### Short task
Reproduce verbatim everything from the start of the material down to the line containing "Point [721, 137, 744, 152]", including that line.

[Entries from a dataset]
- - -
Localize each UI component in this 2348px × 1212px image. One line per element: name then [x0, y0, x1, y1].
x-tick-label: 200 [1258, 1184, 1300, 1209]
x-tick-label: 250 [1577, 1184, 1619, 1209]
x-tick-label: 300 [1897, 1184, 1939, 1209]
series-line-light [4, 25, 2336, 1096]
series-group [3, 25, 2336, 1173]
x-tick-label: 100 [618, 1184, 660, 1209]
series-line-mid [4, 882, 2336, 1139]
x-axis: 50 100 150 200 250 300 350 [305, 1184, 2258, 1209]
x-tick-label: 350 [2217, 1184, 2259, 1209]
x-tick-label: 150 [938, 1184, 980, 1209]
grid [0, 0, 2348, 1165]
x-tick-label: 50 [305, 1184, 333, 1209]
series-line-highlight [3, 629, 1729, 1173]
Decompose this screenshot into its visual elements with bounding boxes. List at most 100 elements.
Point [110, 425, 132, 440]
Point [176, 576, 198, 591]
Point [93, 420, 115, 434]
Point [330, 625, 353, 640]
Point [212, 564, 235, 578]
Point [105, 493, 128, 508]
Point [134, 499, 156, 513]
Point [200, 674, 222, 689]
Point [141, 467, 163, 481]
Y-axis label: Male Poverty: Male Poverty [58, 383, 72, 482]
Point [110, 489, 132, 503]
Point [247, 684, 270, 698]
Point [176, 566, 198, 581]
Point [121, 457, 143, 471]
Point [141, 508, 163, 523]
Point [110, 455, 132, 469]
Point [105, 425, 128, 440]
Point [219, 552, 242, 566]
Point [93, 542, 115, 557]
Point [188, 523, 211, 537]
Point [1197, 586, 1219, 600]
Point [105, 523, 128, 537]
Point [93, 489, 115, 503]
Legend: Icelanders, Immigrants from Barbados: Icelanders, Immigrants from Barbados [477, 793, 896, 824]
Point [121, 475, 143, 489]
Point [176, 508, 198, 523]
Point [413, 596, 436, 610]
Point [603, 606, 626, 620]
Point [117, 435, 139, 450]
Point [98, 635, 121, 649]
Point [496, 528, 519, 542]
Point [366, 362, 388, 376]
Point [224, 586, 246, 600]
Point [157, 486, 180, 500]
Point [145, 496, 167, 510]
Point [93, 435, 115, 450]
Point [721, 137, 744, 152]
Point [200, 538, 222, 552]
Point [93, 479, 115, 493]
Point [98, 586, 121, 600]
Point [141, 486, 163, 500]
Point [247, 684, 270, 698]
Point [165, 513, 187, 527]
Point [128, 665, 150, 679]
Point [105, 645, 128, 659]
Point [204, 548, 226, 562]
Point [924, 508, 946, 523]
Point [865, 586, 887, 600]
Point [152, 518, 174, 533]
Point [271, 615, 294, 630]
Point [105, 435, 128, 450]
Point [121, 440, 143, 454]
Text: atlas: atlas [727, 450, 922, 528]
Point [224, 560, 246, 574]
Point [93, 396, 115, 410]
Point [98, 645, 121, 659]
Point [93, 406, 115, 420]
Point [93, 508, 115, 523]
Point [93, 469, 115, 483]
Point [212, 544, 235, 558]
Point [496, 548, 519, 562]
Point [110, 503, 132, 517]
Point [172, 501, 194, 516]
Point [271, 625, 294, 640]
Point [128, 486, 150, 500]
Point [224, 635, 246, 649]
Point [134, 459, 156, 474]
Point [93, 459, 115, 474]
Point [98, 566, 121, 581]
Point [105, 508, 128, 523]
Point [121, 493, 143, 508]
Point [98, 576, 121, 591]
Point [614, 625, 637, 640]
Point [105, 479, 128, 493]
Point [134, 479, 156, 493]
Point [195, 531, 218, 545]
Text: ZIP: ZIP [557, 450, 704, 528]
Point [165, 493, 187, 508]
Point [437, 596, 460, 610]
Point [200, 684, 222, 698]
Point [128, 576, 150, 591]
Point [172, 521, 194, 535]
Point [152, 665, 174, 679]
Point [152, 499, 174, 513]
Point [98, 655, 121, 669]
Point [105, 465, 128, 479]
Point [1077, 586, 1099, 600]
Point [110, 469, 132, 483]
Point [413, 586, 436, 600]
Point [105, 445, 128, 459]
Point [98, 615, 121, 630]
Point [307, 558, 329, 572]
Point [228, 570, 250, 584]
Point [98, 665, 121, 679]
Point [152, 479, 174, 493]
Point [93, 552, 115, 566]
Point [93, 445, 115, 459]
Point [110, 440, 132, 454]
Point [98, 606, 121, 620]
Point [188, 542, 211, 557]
- - -
### Exercise solution
Localize each UI component in this 2348px × 1212px image. One line per element: name then [x0, y0, x1, y1].
x-tick-label: 200 [1258, 1184, 1300, 1209]
x-tick-label: 250 [1577, 1184, 1619, 1209]
x-tick-label: 300 [1897, 1184, 1939, 1209]
series-line-light [4, 25, 2336, 1096]
series-group [3, 25, 2336, 1173]
x-tick-label: 100 [618, 1184, 660, 1209]
series-line-mid [4, 882, 2336, 1139]
x-axis: 50 100 150 200 250 300 350 [305, 1184, 2258, 1209]
x-tick-label: 350 [2217, 1184, 2259, 1209]
x-tick-label: 150 [938, 1184, 980, 1209]
grid [0, 0, 2348, 1165]
x-tick-label: 50 [305, 1184, 333, 1209]
series-line-highlight [3, 629, 1729, 1173]
Decompose this screenshot into its visual elements with bounding boxes. List at most 100 elements.
Point [110, 425, 132, 440]
Point [176, 576, 198, 591]
Point [93, 420, 115, 434]
Point [330, 625, 353, 640]
Point [212, 564, 235, 578]
Point [105, 493, 128, 508]
Point [134, 499, 156, 513]
Point [200, 674, 222, 689]
Point [141, 467, 163, 481]
Y-axis label: Male Poverty: Male Poverty [58, 383, 72, 482]
Point [110, 489, 132, 503]
Point [247, 684, 270, 698]
Point [176, 566, 198, 581]
Point [121, 457, 143, 471]
Point [141, 508, 163, 523]
Point [110, 455, 132, 469]
Point [105, 425, 128, 440]
Point [219, 552, 242, 566]
Point [93, 542, 115, 557]
Point [188, 523, 211, 537]
Point [1197, 586, 1219, 600]
Point [105, 523, 128, 537]
Point [93, 489, 115, 503]
Legend: Icelanders, Immigrants from Barbados: Icelanders, Immigrants from Barbados [477, 793, 896, 824]
Point [121, 475, 143, 489]
Point [176, 508, 198, 523]
Point [413, 596, 436, 610]
Point [603, 606, 626, 620]
Point [117, 435, 139, 450]
Point [98, 635, 121, 649]
Point [496, 528, 519, 542]
Point [366, 362, 388, 376]
Point [224, 586, 246, 600]
Point [157, 486, 180, 500]
Point [145, 496, 167, 510]
Point [93, 435, 115, 450]
Point [721, 137, 744, 152]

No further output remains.